---------- Records to process

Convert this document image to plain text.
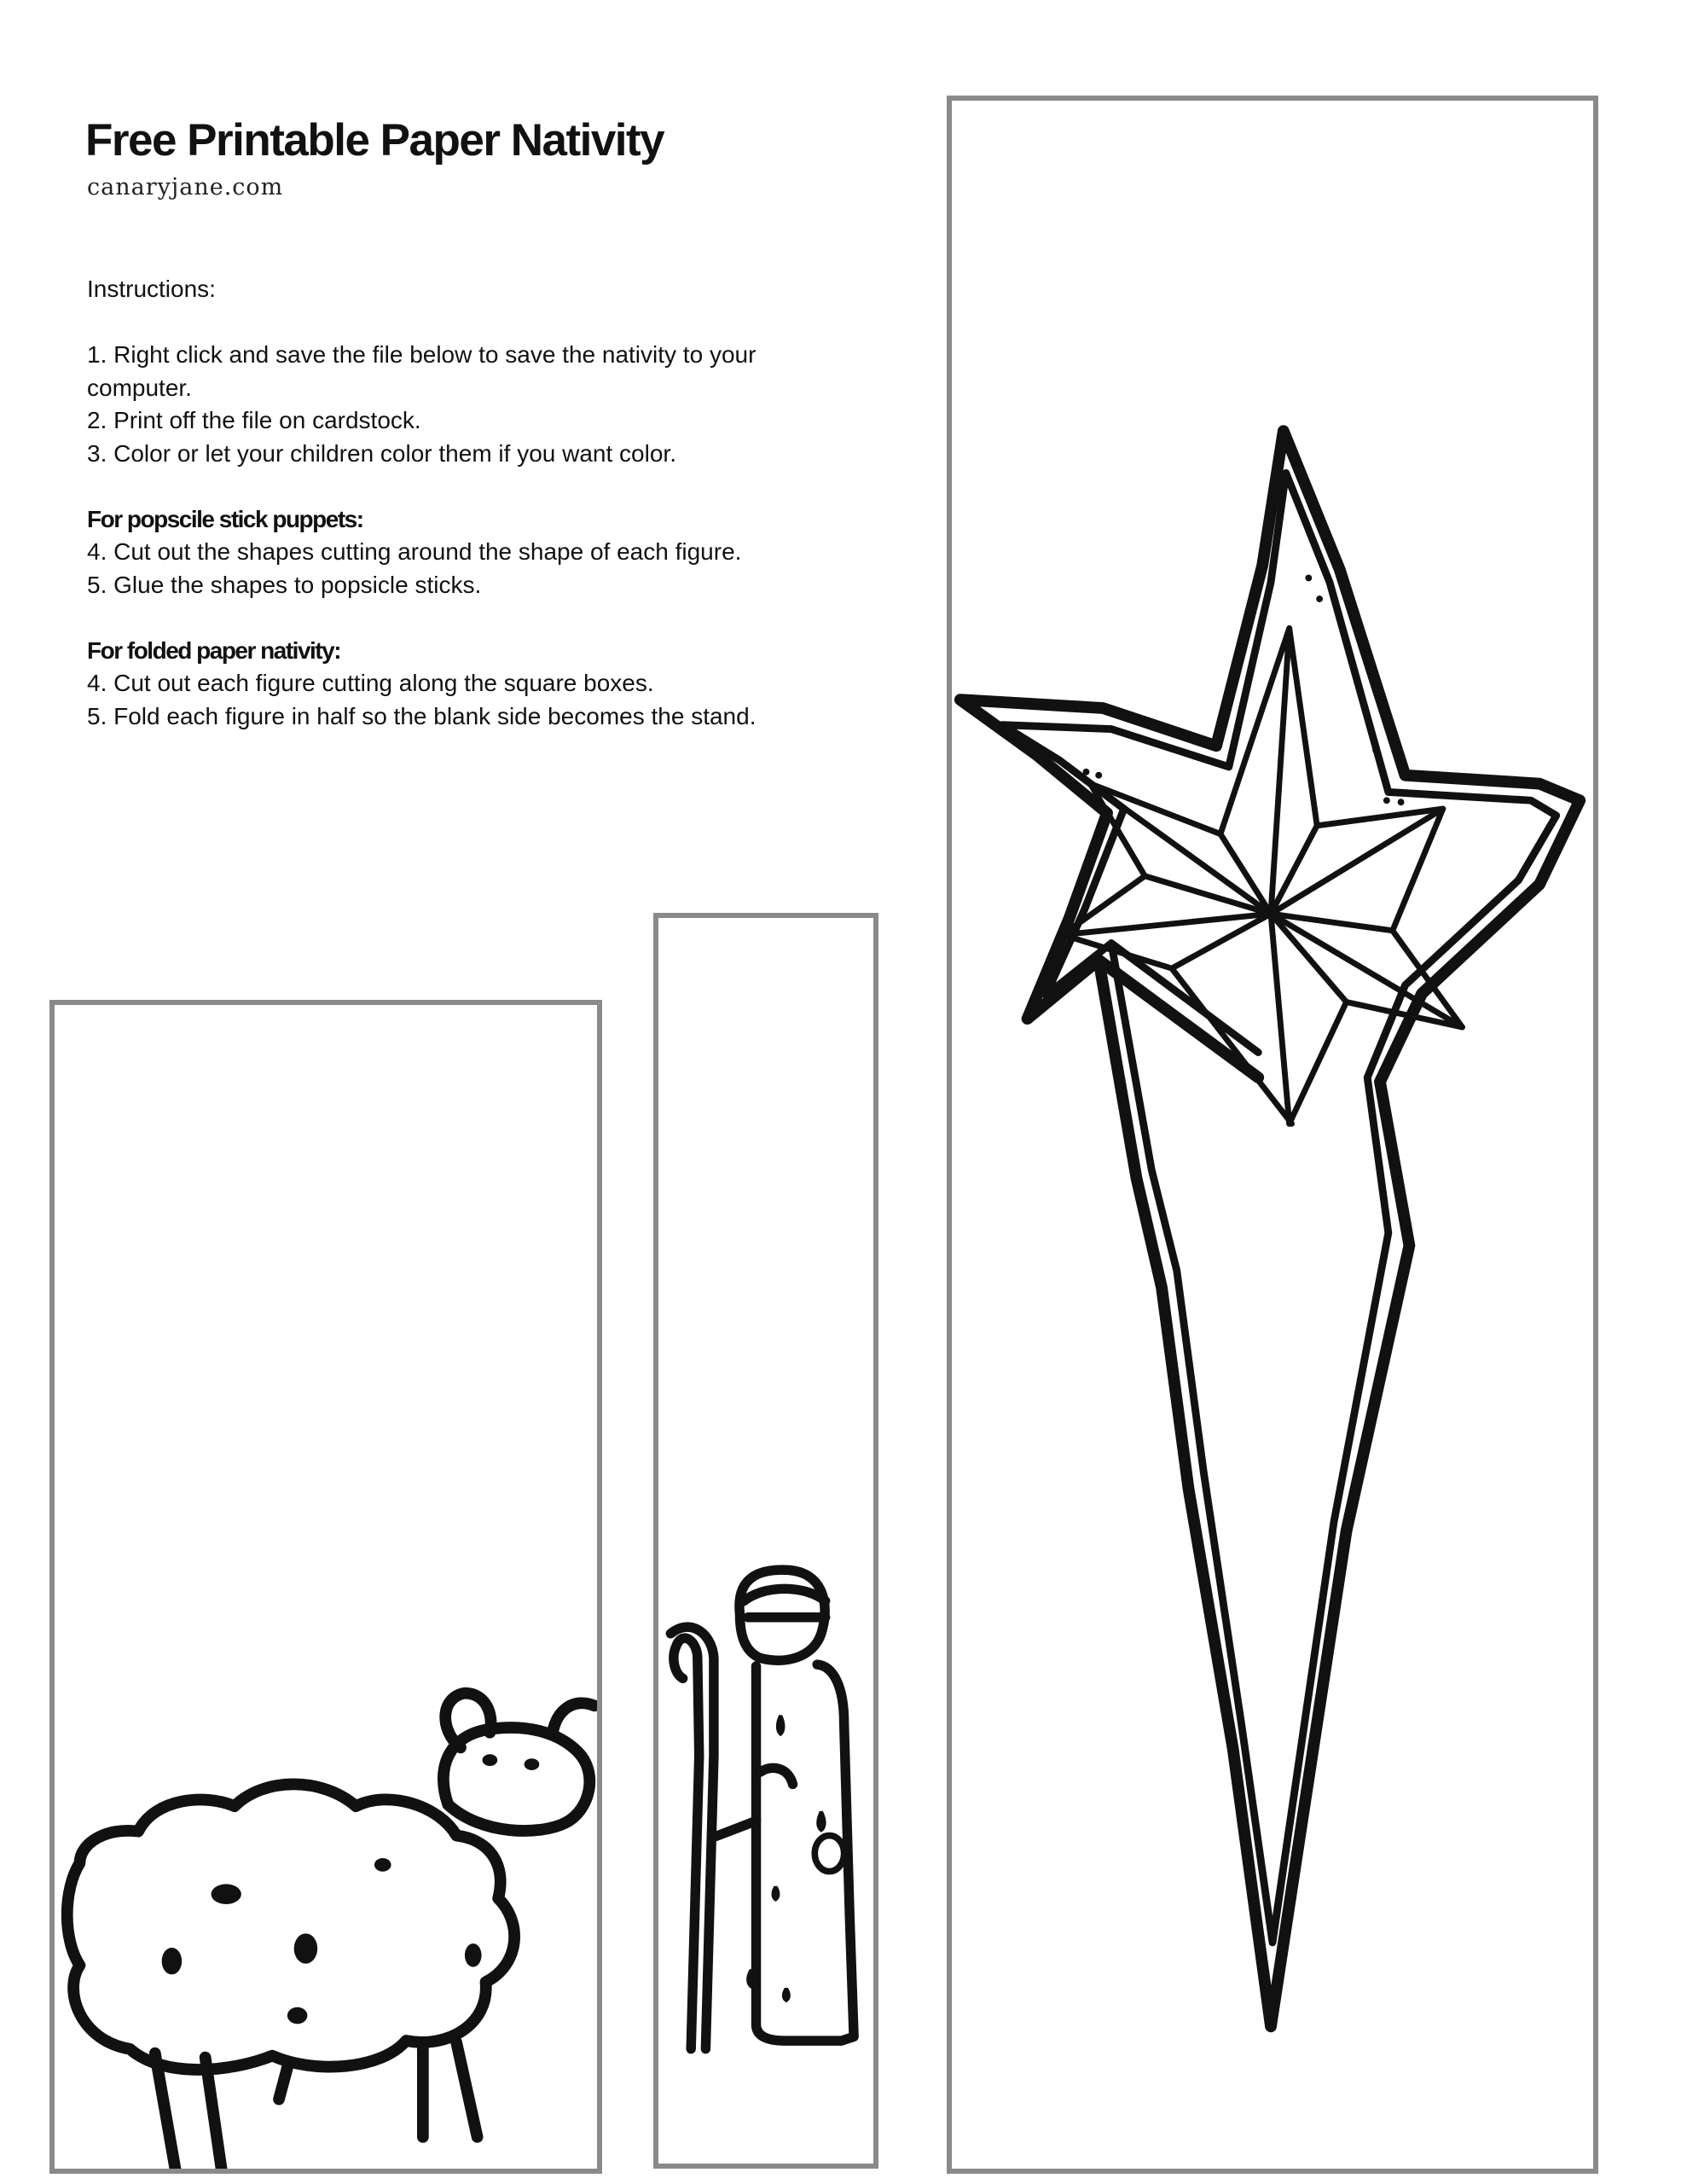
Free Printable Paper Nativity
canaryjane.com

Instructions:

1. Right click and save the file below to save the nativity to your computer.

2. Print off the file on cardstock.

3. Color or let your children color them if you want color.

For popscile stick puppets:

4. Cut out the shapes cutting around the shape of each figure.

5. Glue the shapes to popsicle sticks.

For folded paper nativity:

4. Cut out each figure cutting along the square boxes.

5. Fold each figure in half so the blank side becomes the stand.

--------------------
---------- Records to process

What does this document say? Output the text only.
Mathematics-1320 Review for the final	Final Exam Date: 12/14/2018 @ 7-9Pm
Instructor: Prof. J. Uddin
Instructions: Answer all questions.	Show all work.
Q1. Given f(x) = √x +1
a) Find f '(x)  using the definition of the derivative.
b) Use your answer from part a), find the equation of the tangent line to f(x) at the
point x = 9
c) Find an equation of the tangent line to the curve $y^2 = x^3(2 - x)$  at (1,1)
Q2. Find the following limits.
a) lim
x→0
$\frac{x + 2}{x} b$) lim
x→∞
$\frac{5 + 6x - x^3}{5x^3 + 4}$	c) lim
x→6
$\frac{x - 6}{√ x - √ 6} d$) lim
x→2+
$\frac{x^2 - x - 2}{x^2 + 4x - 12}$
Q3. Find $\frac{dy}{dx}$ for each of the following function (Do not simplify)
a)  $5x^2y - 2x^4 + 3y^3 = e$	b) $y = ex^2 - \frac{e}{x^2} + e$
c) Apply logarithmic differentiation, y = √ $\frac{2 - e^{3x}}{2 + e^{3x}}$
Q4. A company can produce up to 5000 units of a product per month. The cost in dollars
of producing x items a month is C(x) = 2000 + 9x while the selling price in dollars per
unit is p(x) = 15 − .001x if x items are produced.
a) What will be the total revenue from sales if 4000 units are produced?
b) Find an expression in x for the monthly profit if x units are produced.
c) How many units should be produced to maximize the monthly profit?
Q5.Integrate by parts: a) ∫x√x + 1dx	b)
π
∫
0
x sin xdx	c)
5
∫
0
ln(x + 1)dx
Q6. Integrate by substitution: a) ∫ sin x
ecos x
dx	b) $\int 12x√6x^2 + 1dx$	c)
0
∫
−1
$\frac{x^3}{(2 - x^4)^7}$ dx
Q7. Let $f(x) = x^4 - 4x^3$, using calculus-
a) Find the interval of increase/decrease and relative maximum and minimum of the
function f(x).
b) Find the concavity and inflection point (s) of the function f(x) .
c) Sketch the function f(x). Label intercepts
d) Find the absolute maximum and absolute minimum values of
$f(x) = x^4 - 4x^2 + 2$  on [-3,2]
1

--------------------
---------- Records to process

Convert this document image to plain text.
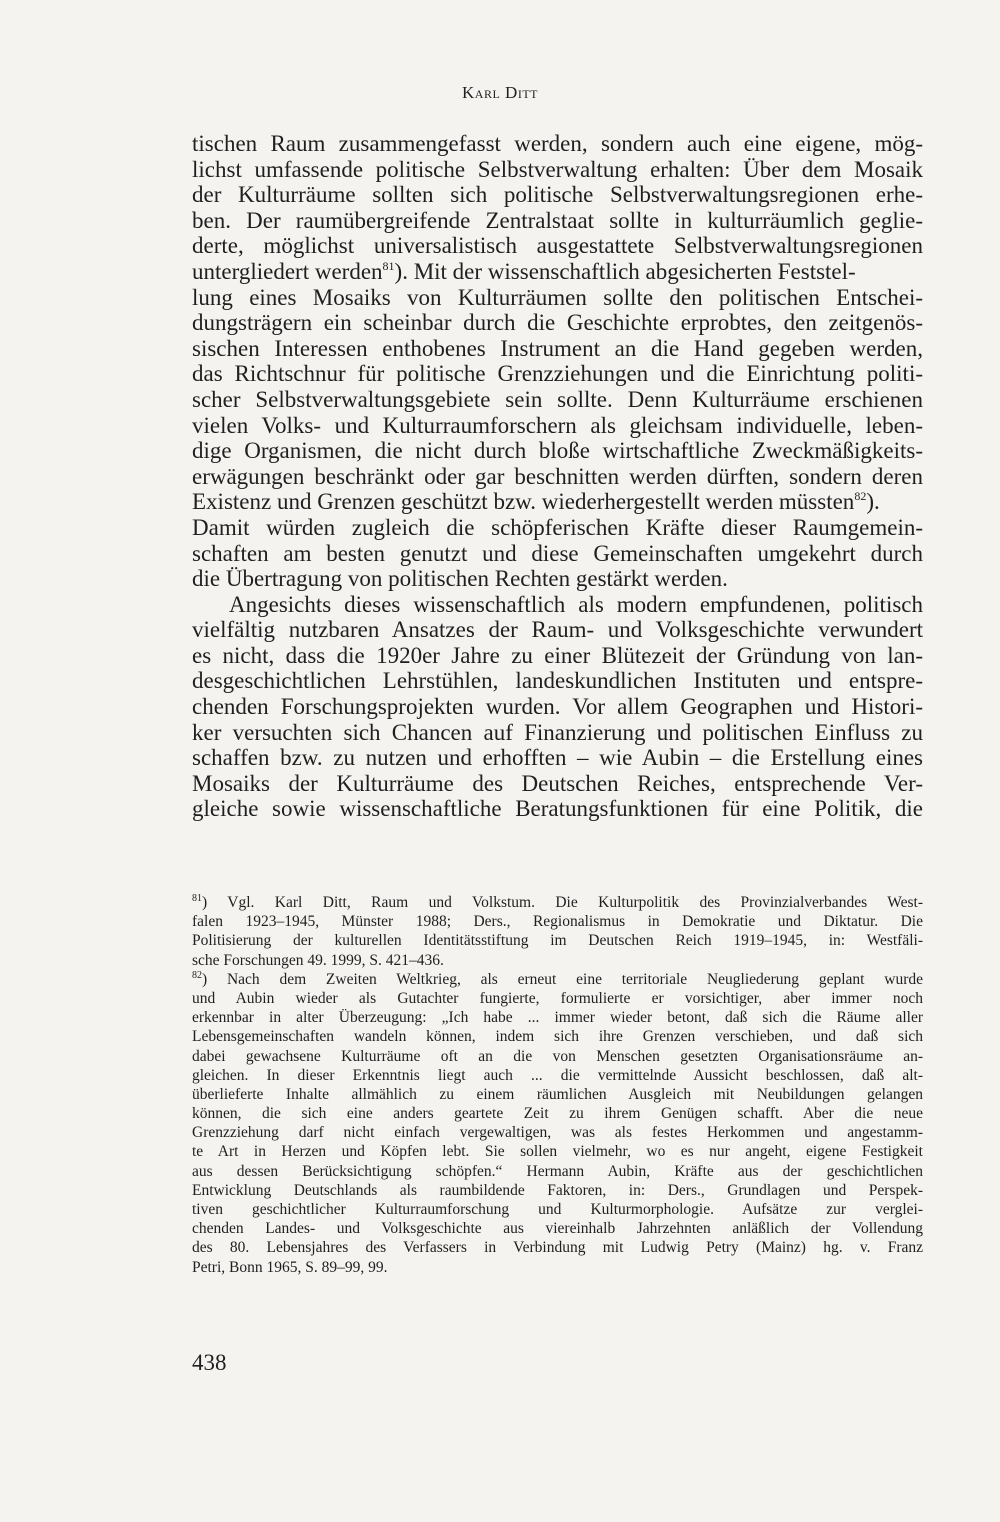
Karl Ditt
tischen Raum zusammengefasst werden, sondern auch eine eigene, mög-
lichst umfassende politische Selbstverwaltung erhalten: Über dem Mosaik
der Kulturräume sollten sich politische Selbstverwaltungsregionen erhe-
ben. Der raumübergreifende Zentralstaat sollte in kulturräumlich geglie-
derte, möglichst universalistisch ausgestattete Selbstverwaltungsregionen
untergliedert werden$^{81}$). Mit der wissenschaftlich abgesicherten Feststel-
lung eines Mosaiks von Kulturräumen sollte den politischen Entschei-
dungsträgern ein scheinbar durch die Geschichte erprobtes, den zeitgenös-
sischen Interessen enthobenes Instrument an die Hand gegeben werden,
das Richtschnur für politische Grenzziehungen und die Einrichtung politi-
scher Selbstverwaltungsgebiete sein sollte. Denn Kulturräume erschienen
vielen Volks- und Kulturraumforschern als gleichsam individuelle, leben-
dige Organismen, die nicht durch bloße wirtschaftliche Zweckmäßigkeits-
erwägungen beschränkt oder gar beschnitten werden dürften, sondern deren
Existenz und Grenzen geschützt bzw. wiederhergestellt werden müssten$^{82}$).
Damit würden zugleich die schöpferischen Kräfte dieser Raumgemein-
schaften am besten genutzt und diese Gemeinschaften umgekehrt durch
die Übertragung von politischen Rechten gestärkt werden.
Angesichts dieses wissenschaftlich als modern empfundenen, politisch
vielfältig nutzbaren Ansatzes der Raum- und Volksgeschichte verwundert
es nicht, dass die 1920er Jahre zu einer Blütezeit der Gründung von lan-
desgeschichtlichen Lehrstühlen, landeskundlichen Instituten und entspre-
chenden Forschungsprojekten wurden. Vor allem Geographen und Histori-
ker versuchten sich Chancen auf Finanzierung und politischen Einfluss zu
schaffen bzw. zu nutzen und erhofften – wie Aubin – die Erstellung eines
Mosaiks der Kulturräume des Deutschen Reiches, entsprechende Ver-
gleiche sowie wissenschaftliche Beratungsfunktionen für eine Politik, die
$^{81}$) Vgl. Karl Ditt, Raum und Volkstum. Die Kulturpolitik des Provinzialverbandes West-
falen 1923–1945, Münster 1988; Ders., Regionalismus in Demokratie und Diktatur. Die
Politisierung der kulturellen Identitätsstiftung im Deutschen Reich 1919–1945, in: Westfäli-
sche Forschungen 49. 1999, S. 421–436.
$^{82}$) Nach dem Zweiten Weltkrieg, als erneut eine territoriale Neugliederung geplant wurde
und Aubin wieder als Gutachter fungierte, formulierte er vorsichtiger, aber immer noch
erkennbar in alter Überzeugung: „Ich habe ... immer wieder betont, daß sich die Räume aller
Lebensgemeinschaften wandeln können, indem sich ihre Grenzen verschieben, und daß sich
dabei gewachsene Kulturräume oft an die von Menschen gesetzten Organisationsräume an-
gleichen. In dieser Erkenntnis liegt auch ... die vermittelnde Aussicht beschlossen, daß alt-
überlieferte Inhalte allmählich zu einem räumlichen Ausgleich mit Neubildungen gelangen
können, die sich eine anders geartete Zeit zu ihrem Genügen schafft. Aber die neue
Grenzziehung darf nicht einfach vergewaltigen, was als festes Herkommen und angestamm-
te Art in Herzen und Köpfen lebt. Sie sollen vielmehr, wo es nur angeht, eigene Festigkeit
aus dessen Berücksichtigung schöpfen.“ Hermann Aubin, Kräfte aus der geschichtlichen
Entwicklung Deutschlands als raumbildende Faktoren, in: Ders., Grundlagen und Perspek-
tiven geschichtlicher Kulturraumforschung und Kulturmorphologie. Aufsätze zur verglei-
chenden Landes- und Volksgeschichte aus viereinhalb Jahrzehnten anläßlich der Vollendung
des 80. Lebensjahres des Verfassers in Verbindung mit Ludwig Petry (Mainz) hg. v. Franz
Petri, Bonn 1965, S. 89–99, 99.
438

--------------------

### Directions
Copy out each line in the preceding records that contains "from".

### Task solution
b) Use your answer from part a), find the equation of the tangent line to f(x) at the
a) What will be the total revenue from sales if 4000 units are produced?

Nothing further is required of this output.